- _OBJECTIVE_
Make an exact copy of all the entries below, with the pictures left out.

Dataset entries
┄┄┄┄┄┄┄┄┄┄
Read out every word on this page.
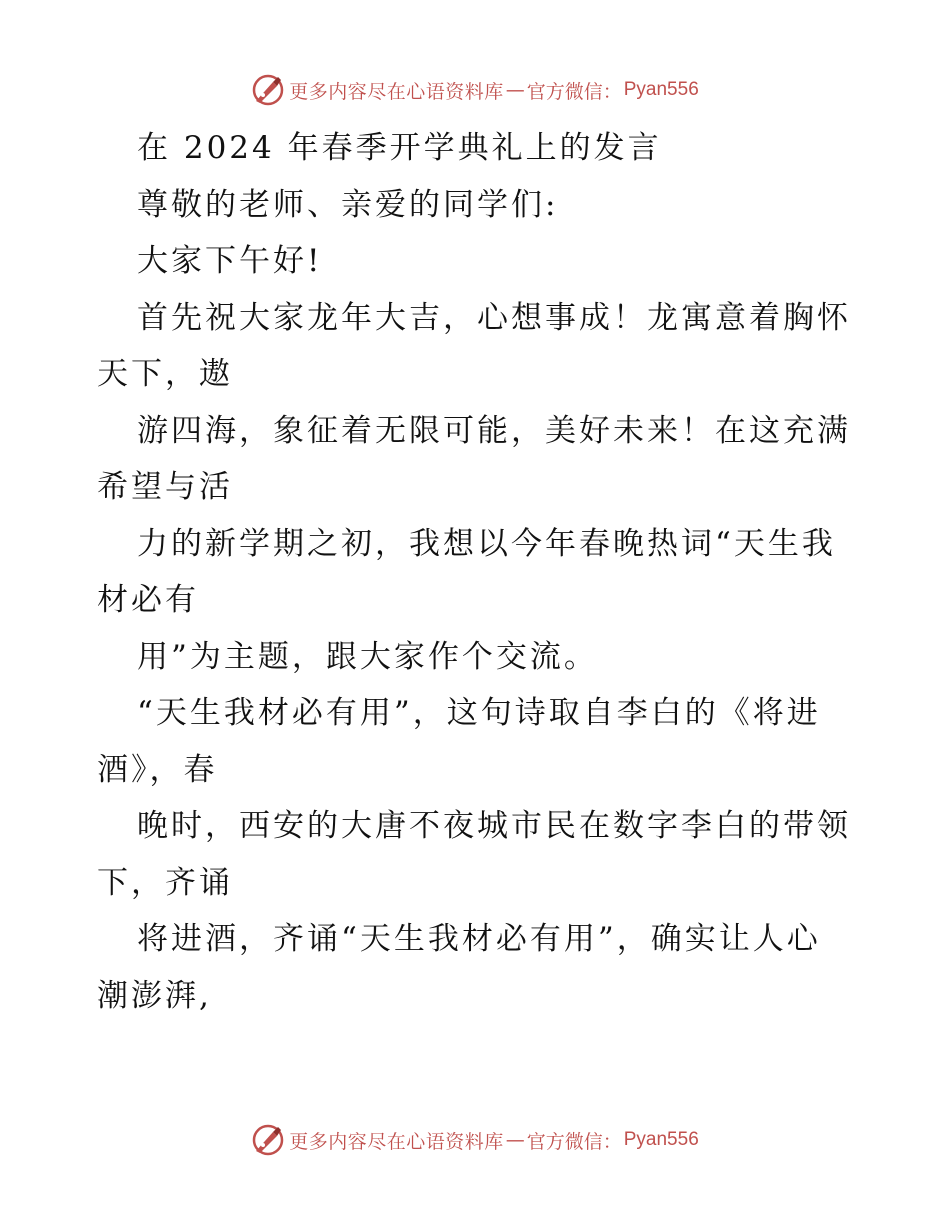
更多内容尽在心语资料库 — 官方微信： Pyan556
在 2024 年春季开学典礼上的发言
尊敬的老师、亲爱的同学们:
大家下午好!
首先祝大家龙年大吉，心想事成！龙寓意着胸怀
天下，遨
游四海，象征着无限可能，美好未来！在这充满
希望与活
力的新学期之初，我想以今年春晚热词“天生我
材必有
用”为主题，跟大家作个交流。
“天生我材必有用”，这句诗取自李白的《将进
酒》，春
晚时，西安的大唐不夜城市民在数字李白的带领
下，齐诵
将进酒，齐诵“天生我材必有用”，确实让人心
潮澎湃,
更多内容尽在心语资料库 — 官方微信： Pyan556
┄┄┄┄┄┄┄┄┄┄
- _ANSWER TO THIS EXERCISE_
Read out every word on this page.
更多内容尽在心语资料库 — 官方微信： Pyan556
在 2024 年春季开学典礼上的发言
尊敬的老师、亲爱的同学们:
大家下午好!
首先祝大家龙年大吉，心想事成！龙寓意着胸怀
天下，遨
游四海，象征着无限可能，美好未来！在这充满
希望与活
力的新学期之初，我想以今年春晚热词“天生我
材必有
用”为主题，跟大家作个交流。
“天生我材必有用”，这句诗取自李白的《将进
酒》，春
晚时，西安的大唐不夜城市民在数字李白的带领
下，齐诵
将进酒，齐诵“天生我材必有用”，确实让人心
潮澎湃,
更多内容尽在心语资料库 — 官方微信： Pyan556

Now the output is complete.